Every line below that contains "الثمر" is to be copied.

##### EXTRACTED DATA #####

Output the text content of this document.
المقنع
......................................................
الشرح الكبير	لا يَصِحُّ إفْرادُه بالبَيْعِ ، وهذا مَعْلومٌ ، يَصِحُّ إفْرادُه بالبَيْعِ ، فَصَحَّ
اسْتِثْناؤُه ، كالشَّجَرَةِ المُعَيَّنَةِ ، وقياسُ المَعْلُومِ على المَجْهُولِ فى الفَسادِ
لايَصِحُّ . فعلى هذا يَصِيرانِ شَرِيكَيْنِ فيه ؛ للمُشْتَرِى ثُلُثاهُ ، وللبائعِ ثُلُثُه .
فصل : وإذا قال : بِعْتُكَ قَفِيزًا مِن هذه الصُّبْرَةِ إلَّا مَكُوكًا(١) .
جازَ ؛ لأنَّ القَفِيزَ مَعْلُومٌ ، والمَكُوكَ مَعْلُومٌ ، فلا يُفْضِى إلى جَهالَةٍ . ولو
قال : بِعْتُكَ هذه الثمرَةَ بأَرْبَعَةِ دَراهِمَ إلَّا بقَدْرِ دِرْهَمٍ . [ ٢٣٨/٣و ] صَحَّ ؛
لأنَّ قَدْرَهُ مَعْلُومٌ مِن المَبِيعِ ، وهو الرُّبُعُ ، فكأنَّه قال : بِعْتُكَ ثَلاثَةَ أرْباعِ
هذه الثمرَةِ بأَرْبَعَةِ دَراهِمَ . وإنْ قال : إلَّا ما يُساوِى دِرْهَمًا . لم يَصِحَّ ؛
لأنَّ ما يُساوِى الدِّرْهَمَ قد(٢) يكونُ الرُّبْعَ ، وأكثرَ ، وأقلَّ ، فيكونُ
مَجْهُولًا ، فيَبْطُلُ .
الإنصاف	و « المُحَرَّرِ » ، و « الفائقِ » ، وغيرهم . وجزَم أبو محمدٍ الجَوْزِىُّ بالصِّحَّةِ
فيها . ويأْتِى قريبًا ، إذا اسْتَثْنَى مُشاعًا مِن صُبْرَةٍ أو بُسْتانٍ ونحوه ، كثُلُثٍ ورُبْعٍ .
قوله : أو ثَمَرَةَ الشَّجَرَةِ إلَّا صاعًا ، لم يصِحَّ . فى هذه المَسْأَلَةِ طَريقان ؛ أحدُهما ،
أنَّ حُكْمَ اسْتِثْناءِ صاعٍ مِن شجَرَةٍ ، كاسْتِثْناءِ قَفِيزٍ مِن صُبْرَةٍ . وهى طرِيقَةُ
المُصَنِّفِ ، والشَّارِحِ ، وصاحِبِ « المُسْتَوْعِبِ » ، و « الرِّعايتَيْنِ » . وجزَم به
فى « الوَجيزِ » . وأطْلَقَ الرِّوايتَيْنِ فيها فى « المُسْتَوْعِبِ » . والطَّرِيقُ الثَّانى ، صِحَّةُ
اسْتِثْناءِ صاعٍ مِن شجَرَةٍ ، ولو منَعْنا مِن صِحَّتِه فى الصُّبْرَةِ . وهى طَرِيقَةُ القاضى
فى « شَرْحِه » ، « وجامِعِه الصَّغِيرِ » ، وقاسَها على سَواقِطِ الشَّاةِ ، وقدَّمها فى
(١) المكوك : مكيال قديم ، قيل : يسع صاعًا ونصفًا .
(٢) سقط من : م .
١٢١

#####

WORKED ANSWER:
قال : بِعْتُكَ هذه الثمرَةَ بأَرْبَعَةِ دَراهِمَ إلَّا بقَدْرِ دِرْهَمٍ . [ ٢٣٨/٣و ] صَحَّ ؛
هذه الثمرَةِ بأَرْبَعَةِ دَراهِمَ . وإنْ قال : إلَّا ما يُساوِى دِرْهَمًا . لم يَصِحَّ ؛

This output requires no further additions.